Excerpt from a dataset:
------------------------------------

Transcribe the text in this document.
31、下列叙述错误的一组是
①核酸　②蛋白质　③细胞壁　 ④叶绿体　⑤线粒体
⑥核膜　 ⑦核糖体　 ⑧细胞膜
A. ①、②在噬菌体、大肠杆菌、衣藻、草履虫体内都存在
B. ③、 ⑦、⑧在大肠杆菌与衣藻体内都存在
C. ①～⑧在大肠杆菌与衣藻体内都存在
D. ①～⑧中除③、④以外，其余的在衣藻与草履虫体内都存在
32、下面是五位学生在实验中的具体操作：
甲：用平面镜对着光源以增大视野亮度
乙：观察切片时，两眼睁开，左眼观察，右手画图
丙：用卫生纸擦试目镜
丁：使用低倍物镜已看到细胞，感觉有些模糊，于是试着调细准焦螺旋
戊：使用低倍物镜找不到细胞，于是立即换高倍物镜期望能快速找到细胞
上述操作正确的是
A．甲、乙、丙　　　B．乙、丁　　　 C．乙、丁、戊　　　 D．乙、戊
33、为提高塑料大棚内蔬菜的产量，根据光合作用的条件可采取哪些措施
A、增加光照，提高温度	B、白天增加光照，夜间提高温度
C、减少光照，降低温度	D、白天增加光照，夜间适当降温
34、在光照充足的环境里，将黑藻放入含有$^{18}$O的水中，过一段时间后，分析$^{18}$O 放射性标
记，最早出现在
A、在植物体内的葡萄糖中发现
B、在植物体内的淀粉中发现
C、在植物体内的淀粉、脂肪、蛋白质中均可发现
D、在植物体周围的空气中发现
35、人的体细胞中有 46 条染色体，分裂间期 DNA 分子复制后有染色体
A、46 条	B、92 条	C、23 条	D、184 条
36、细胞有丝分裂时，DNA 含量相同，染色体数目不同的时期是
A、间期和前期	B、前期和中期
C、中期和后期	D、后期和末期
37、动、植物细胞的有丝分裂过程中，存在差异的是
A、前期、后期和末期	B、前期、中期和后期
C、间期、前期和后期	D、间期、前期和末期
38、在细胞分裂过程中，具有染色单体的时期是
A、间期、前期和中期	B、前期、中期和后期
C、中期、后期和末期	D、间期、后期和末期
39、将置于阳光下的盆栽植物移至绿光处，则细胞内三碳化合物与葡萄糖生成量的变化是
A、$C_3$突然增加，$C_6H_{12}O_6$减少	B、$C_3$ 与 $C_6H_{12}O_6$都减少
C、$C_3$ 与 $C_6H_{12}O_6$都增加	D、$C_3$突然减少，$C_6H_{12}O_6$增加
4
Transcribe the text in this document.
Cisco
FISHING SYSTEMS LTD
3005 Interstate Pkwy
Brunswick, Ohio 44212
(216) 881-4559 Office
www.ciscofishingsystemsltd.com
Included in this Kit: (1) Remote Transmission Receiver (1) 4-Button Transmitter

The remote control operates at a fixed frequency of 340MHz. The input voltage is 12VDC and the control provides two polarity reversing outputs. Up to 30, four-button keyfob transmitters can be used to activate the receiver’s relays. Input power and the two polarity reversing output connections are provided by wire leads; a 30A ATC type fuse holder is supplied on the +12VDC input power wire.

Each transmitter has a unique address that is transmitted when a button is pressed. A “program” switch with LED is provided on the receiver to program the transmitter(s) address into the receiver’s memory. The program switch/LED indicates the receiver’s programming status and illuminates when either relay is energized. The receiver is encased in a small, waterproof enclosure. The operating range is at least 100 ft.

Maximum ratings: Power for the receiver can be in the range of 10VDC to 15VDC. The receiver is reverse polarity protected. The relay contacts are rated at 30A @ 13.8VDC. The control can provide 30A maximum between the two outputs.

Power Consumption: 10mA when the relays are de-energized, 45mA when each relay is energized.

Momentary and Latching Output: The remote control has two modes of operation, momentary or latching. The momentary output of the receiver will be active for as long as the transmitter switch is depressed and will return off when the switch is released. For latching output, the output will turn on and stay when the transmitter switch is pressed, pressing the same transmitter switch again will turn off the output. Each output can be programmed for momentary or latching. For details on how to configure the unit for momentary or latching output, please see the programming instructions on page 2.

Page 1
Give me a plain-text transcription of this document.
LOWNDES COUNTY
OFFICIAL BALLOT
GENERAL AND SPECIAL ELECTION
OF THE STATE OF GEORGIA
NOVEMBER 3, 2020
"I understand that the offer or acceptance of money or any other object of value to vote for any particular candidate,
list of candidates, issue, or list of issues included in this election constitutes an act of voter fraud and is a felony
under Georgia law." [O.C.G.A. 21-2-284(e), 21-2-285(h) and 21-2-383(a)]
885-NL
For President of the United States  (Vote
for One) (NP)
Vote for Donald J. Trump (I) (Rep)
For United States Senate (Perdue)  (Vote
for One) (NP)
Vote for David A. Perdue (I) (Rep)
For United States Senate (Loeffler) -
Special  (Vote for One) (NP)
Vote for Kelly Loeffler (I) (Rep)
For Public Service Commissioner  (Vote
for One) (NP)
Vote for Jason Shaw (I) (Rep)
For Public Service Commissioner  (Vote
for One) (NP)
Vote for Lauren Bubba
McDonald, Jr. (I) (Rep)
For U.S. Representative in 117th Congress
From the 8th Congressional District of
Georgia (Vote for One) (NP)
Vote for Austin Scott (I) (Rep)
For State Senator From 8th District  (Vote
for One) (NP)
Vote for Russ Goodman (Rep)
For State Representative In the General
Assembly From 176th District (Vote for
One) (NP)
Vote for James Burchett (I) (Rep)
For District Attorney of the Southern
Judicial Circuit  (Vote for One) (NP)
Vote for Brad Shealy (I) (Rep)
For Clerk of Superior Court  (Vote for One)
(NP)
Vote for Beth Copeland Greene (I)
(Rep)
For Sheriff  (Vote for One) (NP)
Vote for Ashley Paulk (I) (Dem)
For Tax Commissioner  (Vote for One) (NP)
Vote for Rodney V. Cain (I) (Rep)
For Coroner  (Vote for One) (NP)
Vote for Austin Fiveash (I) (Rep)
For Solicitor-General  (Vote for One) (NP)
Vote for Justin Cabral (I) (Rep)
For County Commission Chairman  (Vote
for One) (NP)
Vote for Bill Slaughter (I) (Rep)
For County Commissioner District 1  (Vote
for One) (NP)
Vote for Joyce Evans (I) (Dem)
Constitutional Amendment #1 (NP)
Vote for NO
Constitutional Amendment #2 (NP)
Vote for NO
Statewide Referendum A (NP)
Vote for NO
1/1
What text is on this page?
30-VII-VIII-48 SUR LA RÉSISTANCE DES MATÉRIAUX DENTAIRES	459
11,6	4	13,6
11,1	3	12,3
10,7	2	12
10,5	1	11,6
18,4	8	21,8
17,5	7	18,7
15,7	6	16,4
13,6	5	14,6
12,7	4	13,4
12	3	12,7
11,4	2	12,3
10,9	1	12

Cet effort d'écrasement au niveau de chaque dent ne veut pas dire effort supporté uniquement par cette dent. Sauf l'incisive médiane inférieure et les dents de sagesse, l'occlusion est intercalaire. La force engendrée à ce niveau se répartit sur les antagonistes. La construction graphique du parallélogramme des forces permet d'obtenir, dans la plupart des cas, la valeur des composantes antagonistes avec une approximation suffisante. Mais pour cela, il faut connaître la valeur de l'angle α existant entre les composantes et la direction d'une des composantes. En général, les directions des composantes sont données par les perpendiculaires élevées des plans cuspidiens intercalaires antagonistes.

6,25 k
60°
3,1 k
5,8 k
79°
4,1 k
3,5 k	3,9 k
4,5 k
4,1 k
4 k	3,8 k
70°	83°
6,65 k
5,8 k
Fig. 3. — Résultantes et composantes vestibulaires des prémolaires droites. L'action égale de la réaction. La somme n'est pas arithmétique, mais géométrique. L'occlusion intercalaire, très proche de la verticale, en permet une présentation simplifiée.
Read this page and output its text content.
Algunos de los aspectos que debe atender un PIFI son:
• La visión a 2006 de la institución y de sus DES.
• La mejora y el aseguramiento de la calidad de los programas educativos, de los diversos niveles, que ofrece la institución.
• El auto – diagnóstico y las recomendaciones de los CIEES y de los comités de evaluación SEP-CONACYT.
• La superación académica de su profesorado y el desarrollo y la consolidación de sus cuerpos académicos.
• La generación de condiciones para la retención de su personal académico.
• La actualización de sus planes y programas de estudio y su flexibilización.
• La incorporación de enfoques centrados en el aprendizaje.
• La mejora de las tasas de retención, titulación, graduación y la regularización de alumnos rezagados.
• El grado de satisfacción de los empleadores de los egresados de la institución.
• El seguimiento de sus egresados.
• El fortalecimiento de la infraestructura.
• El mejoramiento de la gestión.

------------------------------------

**TASK DETAILS**
Find the string "this" in the listing and return every line that holds it.

**TASK SOLUTION**
Transcribe the text in this document.
Transcribe the text in this document.
Included in this Kit: (1) Remote Transmission Receiver (1) 4-Button Transmitter
Give me a plain-text transcription of this document.
list of candidates, issue, or list of issues included in this election constitutes an act of voter fraud and is a felony
What text is on this page?
Read this page and output its text content.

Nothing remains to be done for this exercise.